- _The task_:
Count lines holding the word "Boys". Only the number is wanted.

- _Records shown_:

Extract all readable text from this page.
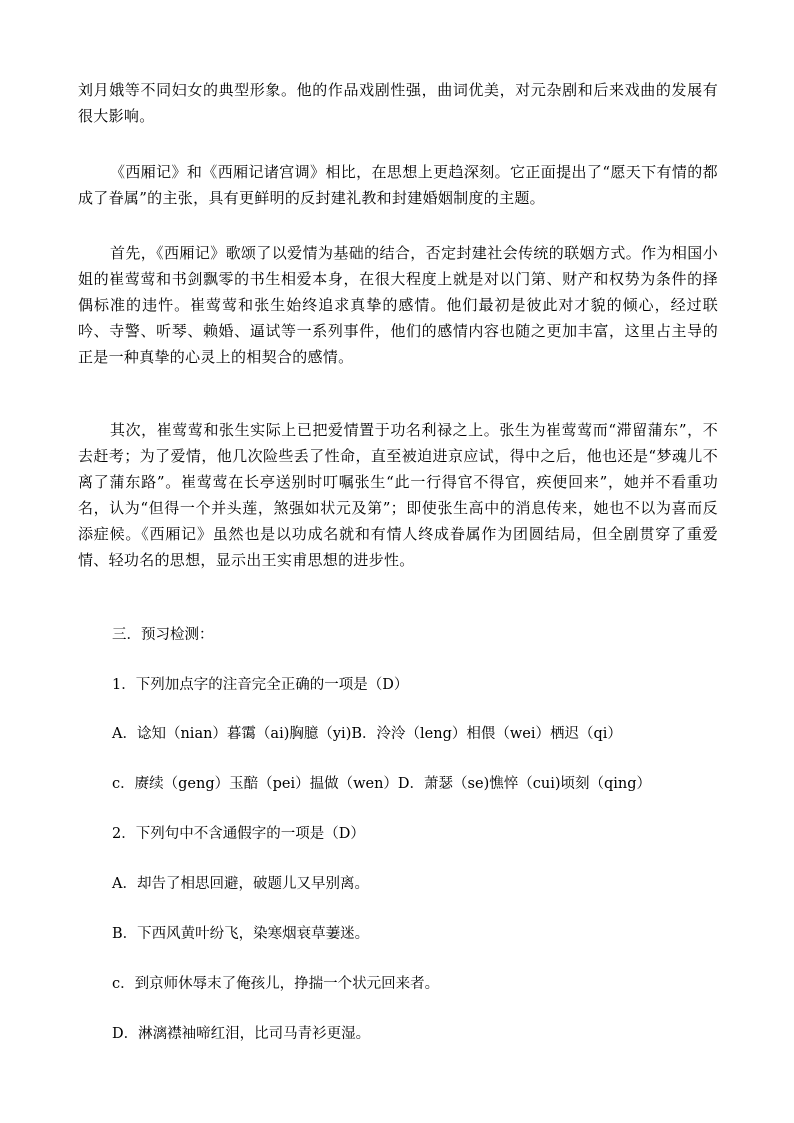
刘月娥等不同妇女的典型形象。他的作品戏剧性强，曲词优美，对元杂剧和后来戏曲的发展有很大影响。

《西厢记》和《西厢记诸宫调》相比，在思想上更趋深刻。它正面提出了“愿天下有情的都成了眷属”的主张，具有更鲜明的反封建礼教和封建婚姻制度的主题。

首先，《西厢记》歌颂了以爱情为基础的结合，否定封建社会传统的联姻方式。作为相国小姐的崔莺莺和书剑飘零的书生相爱本身，在很大程度上就是对以门第、财产和权势为条件的择偶标准的违忤。崔莺莺和张生始终追求真挚的感情。他们最初是彼此对才貌的倾心，经过联吟、寺警、听琴、赖婚、逼试等一系列事件，他们的感情内容也随之更加丰富，这里占主导的正是一种真挚的心灵上的相契合的感情。

其次，崔莺莺和张生实际上已把爱情置于功名利禄之上。张生为崔莺莺而“滞留蒲东”，不去赶考；为了爱情，他几次险些丢了性命，直至被迫进京应试，得中之后，他也还是“梦魂儿不离了蒲东路”。崔莺莺在长亭送别时叮嘱张生“此一行得官不得官，疾便回来”，她并不看重功名，认为“但得一个并头莲，煞强如状元及第”；即使张生高中的消息传来，她也不以为喜而反添症候。《西厢记》虽然也是以功成名就和有情人终成眷属作为团圆结局，但全剧贯穿了重爱情、轻功名的思想，显示出王实甫思想的进步性。

三．预习检测：

1．下列加点字的注音完全正确的一项是（D）

A．谂知（nian）暮霭（ai)胸臆（yi)B．泠泠（leng）相偎（wei）栖迟（qi）

c．赓续（geng）玉醅（pei）揾做（wen）D．萧瑟（se)憔悴（cui)顷刻（qing）

2．下列句中不含通假字的一项是（D）

A．却告了相思回避，破题儿又早别离。

B．下西风黄叶纷飞，染寒烟衰草萋迷。

c．到京师休辱末了俺孩儿，挣揣一个状元回来者。

D．淋漓襟袖啼红泪，比司马青衫更湿。
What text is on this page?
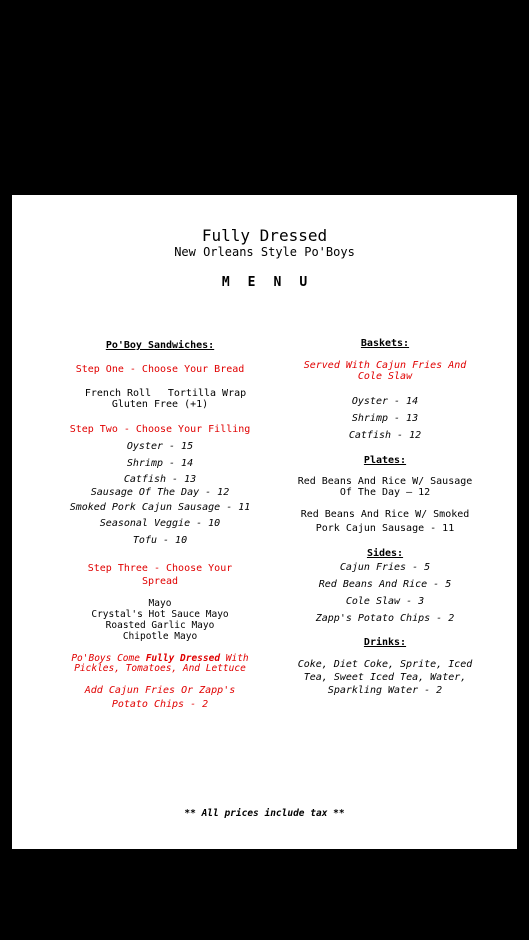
Fully Dressed
New Orleans Style Po'Boys
MENU
Po'Boy Sandwiches:
Step One - Choose Your Bread
French Roll	Tortilla Wrap
Gluten Free (+1)
Step Two - Choose Your Filling
Oyster - 15
Shrimp - 14
Catfish - 13
Sausage Of The Day - 12
Smoked Pork Cajun Sausage - 11
Seasonal Veggie - 10
Tofu - 10
Step Three - Choose Your
Spread
Mayo
Crystal's Hot Sauce Mayo
Roasted Garlic Mayo
Chipotle Mayo
Po'Boys Come Fully Dressed With
Pickles, Tomatoes, And Lettuce
Add Cajun Fries Or Zapp's
Potato Chips - 2
Baskets:
Served With Cajun Fries And
Cole Slaw
Oyster - 14
Shrimp - 13
Catfish - 12
Plates:
Red Beans And Rice W/ Sausage
Of The Day — 12
Red Beans And Rice W/ Smoked
Pork Cajun Sausage - 11
Sides:
Cajun Fries - 5
Red Beans And Rice - 5
Cole Slaw - 3
Zapp's Potato Chips - 2
Drinks:
Coke, Diet Coke, Sprite, Iced
Tea, Sweet Iced Tea, Water,
Sparkling Water - 2
** All prices include tax **
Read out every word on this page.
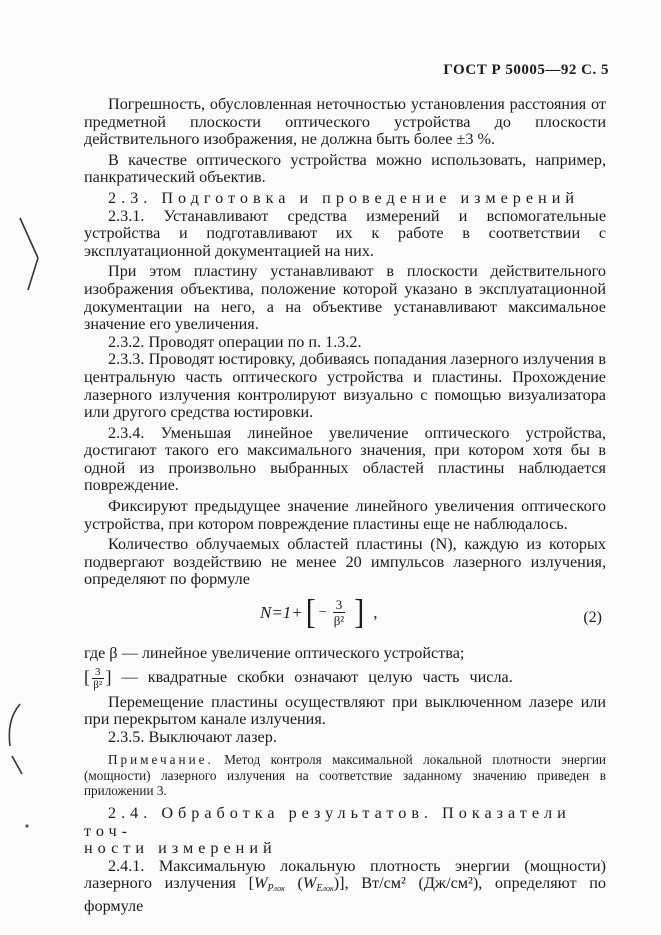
ГОСТ Р 50005—92 С. 5

Погрешность, обусловленная неточностью установления расстояния от предметной плоскости оптического устройства до плоскости действительного изображения, не должна быть более ±3 %.

В качестве оптического устройства можно использовать, например, панкратический объектив.

2.3. Подготовка и проведение измерений

2.3.1. Устанавливают средства измерений и вспомогательные устройства и подготавливают их к работе в соответствии с эксплуатационной документацией на них.

При этом пластину устанавливают в плоскости действительного изображения объектива, положение которой указано в эксплуатационной документации на него, а на объективе устанавливают максимальное значение его увеличения.

2.3.2. Проводят операции по п. 1.3.2.

2.3.3. Проводят юстировку, добиваясь попадания лазерного излучения в центральную часть оптического устройства и пластины. Прохождение лазерного излучения контролируют визуально с помощью визуализатора или другого средства юстировки.

2.3.4. Уменьшая линейное увеличение оптического устройства, достигают такого его максимального значения, при котором хотя бы в одной из произвольно выбранных областей пластины наблюдается повреждение.

Фиксируют предыдущее значение линейного увеличения оптического устройства, при котором повреждение пластины еще не наблюдалось.

Количество облучаемых областей пластины (N), каждую из которых подвергают воздействию не менее 20 импульсов лазерного излучения, определяют по формуле

N=1+ [ − $\frac{3}{\text{β²}}$ ] ,	(2)

где β — линейное увеличение оптического устройства;

[ $\frac{3}{\text{β²}}$ ] — квадратные скобки означают целую часть числа.

Перемещение пластины осуществляют при выключенном лазере или при перекрытом канале излучения.

2.3.5. Выключают лазер.

Примечание. Метод контроля максимальной локальной плотности энергии (мощности) лазерного излучения на соответствие заданному значению приведен в приложении 3.

2.4. Обработка результатов. Показатели точ-

ности измерений

2.4.1. Максимальную локальную плотность энергии (мощности) лазерного излучения [$W_{Pлок}$ $(W_{Eлок})$], Вт/см² (Дж/см²), определяют по формуле
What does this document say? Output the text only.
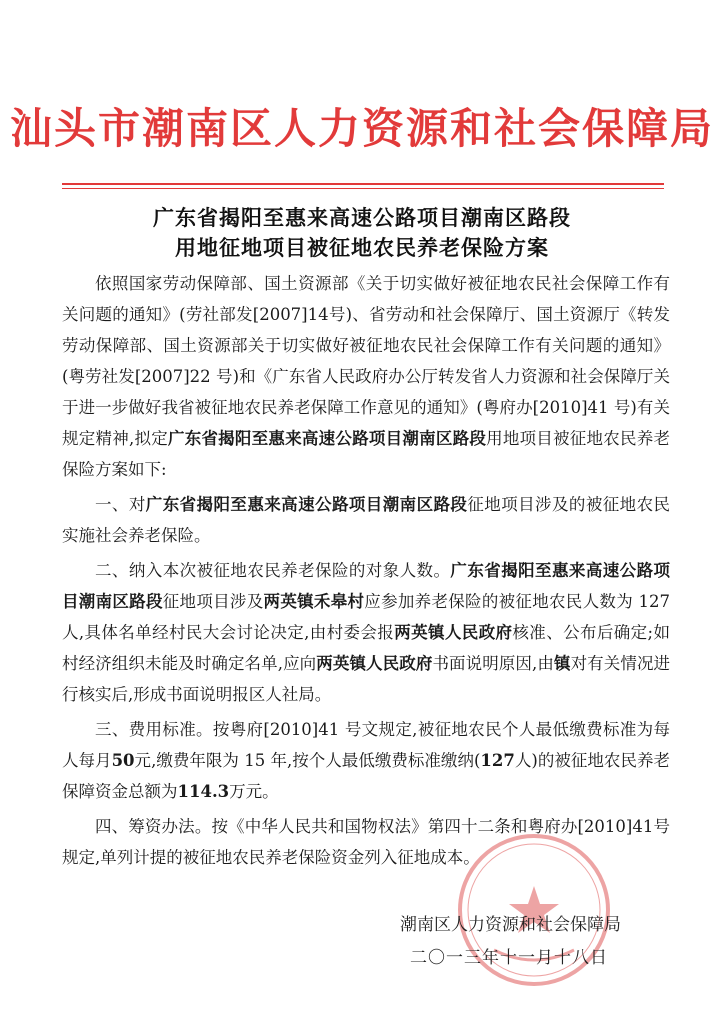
汕头市潮南区人力资源和社会保障局
广东省揭阳至惠来高速公路项目潮南区路段
用地征地项目被征地农民养老保险方案

依照国家劳动保障部、国土资源部《关于切实做好被征地农民社会保障工作有关问题的通知》(劳社部发[2007]14号)、省劳动和社会保障厅、国土资源厅《转发劳动保障部、国土资源部关于切实做好被征地农民社会保障工作有关问题的通知》(粤劳社发[2007]22 号)和《广东省人民政府办公厅转发省人力资源和社会保障厅关于进一步做好我省被征地农民养老保障工作意见的通知》(粤府办[2010]41 号)有关规定精神,拟定广东省揭阳至惠来高速公路项目潮南区路段用地项目被征地农民养老保险方案如下:

一、对广东省揭阳至惠来高速公路项目潮南区路段征地项目涉及的被征地农民实施社会养老保险。

二、纳入本次被征地农民养老保险的对象人数。广东省揭阳至惠来高速公路项目潮南区路段征地项目涉及两英镇禾皋村应参加养老保险的被征地农民人数为 127 人,具体名单经村民大会讨论决定,由村委会报两英镇人民政府核准、公布后确定;如村经济组织未能及时确定名单,应向两英镇人民政府书面说明原因,由镇对有关情况进行核实后,形成书面说明报区人社局。

三、费用标准。按粤府[2010]41 号文规定,被征地农民个人最低缴费标准为每人每月50元,缴费年限为 15 年,按个人最低缴费标准缴纳(127人)的被征地农民养老保障资金总额为114.3万元。

四、筹资办法。按《中华人民共和国物权法》第四十二条和粤府办[2010]41号规定,单列计提的被征地农民养老保险资金列入征地成本。

潮南区人力资源和社会保障局
二〇一三年十一月十八日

- _Solution for this task_:
2